**EXERCISE TASK:** Print verbatim the lines of the entries from the one containing "Read all visible content and emit it as JSON." to the last, inclusive, and no others.

Stored data:
┌──

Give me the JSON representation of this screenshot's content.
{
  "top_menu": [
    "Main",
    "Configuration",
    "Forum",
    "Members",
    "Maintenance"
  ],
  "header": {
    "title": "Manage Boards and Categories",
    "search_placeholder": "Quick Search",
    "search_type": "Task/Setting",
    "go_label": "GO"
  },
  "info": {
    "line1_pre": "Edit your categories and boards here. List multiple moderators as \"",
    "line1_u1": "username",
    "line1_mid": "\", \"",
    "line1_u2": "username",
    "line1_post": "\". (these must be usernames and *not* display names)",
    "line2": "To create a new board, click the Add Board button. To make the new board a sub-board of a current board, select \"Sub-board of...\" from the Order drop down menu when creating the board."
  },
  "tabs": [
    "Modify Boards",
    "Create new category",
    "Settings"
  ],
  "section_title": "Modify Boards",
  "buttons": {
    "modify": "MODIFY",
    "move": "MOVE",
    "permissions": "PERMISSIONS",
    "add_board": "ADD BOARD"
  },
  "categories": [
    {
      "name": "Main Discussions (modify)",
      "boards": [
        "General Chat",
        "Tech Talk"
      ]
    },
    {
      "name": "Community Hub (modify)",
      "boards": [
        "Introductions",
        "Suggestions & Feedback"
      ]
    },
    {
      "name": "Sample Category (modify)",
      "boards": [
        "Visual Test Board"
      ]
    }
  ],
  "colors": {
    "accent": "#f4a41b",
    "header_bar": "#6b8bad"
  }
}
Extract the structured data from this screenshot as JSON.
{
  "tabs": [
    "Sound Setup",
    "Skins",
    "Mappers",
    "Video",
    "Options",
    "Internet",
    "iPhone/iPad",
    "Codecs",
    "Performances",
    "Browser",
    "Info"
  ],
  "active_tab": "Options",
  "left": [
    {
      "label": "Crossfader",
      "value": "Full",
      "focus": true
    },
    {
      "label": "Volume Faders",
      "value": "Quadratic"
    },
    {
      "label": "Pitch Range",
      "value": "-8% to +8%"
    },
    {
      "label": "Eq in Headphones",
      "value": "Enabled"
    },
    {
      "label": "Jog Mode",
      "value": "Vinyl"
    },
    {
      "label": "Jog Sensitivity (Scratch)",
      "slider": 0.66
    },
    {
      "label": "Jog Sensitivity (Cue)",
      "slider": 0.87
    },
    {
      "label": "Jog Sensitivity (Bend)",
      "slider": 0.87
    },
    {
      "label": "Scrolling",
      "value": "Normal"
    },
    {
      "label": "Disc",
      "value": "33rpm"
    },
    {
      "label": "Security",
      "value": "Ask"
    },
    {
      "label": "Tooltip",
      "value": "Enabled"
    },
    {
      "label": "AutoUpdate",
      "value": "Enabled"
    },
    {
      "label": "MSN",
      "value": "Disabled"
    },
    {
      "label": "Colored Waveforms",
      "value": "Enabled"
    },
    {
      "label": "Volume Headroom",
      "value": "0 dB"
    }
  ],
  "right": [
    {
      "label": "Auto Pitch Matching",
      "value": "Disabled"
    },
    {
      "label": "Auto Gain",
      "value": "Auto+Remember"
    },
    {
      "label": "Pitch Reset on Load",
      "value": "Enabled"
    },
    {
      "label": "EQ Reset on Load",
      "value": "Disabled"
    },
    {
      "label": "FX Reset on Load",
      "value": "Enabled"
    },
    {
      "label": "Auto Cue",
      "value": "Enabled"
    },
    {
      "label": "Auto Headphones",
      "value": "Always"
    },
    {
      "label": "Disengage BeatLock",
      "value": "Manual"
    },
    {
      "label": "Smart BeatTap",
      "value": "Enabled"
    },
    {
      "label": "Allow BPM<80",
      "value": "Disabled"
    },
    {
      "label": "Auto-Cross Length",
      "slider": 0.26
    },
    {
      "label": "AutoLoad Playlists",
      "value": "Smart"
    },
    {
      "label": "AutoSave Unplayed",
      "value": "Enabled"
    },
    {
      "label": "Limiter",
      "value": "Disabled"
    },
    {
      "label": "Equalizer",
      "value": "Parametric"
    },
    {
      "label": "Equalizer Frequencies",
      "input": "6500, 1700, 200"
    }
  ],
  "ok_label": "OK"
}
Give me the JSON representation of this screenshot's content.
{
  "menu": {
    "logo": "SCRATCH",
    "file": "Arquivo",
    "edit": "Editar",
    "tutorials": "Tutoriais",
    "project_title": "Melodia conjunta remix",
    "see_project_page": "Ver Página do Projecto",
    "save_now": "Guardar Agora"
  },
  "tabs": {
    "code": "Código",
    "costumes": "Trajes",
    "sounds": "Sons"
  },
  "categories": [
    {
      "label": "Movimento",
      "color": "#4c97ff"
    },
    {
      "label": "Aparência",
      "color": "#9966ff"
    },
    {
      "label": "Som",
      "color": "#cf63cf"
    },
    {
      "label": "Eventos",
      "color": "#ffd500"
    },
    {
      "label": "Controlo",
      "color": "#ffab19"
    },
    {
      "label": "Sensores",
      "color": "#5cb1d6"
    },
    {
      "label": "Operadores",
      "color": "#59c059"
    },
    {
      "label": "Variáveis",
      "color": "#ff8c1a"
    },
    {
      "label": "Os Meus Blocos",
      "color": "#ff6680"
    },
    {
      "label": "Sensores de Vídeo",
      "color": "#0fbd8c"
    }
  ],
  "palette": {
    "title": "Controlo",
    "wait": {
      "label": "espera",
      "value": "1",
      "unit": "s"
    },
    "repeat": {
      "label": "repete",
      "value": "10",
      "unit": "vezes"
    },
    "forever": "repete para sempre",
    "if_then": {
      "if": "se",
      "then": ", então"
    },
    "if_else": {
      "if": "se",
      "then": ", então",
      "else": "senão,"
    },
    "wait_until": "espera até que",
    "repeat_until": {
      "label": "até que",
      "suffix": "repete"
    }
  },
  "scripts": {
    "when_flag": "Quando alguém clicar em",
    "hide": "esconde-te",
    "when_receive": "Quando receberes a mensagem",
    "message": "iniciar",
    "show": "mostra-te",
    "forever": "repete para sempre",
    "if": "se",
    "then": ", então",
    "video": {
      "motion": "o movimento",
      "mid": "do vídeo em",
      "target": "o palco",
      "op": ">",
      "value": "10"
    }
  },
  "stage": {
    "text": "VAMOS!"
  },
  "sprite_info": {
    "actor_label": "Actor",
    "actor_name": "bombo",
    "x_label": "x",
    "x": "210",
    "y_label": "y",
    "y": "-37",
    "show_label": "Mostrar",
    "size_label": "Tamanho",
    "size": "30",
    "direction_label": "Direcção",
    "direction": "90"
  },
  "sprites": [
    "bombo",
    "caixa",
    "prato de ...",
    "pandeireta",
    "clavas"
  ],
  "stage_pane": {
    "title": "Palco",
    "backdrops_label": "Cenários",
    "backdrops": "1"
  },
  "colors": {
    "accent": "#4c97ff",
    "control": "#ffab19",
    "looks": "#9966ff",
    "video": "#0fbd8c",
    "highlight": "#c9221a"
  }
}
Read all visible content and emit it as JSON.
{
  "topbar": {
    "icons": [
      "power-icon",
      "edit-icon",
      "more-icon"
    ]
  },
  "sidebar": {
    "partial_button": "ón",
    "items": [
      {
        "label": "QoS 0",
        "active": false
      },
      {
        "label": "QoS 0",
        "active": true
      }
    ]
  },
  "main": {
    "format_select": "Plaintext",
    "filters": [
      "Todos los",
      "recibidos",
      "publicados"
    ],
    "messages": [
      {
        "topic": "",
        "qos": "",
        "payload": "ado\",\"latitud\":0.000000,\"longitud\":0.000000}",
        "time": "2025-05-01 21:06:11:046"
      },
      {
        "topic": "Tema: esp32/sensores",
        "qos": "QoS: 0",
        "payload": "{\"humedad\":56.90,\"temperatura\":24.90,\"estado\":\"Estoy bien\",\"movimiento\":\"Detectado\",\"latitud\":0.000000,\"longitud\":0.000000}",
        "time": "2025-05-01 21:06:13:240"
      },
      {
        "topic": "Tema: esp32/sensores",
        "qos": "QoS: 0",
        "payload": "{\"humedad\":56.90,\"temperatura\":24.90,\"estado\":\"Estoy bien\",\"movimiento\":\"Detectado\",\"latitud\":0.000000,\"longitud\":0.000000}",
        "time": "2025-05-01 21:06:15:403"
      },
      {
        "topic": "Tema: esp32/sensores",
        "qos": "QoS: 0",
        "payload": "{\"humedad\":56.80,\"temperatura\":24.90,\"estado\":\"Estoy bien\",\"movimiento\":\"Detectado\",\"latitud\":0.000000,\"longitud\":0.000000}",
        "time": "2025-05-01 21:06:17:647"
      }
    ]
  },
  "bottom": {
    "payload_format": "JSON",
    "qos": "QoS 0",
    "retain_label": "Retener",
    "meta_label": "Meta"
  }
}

└──

**RESULT FOR THIS EXERCISE:**
Read all visible content and emit it as JSON.
{
  "topbar": {
    "icons": [
      "power-icon",
      "edit-icon",
      "more-icon"
    ]
  },
  "sidebar": {
    "partial_button": "ón",
    "items": [
      {
        "label": "QoS 0",
        "active": false
      },
      {
        "label": "QoS 0",
        "active": true
      }
    ]
  },
  "main": {
    "format_select": "Plaintext",
    "filters": [
      "Todos los",
      "recibidos",
      "publicados"
    ],
    "messages": [
      {
        "topic": "",
        "qos": "",
        "payload": "ado\",\"latitud\":0.000000,\"longitud\":0.000000}",
        "time": "2025-05-01 21:06:11:046"
      },
      {
        "topic": "Tema: esp32/sensores",
        "qos": "QoS: 0",
        "payload": "{\"humedad\":56.90,\"temperatura\":24.90,\"estado\":\"Estoy bien\",\"movimiento\":\"Detectado\",\"latitud\":0.000000,\"longitud\":0.000000}",
        "time": "2025-05-01 21:06:13:240"
      },
      {
        "topic": "Tema: esp32/sensores",
        "qos": "QoS: 0",
        "payload": "{\"humedad\":56.90,\"temperatura\":24.90,\"estado\":\"Estoy bien\",\"movimiento\":\"Detectado\",\"latitud\":0.000000,\"longitud\":0.000000}",
        "time": "2025-05-01 21:06:15:403"
      },
      {
        "topic": "Tema: esp32/sensores",
        "qos": "QoS: 0",
        "payload": "{\"humedad\":56.80,\"temperatura\":24.90,\"estado\":\"Estoy bien\",\"movimiento\":\"Detectado\",\"latitud\":0.000000,\"longitud\":0.000000}",
        "time": "2025-05-01 21:06:17:647"
      }
    ]
  },
  "bottom": {
    "payload_format": "JSON",
    "qos": "QoS 0",
    "retain_label": "Retener",
    "meta_label": "Meta"
  }
}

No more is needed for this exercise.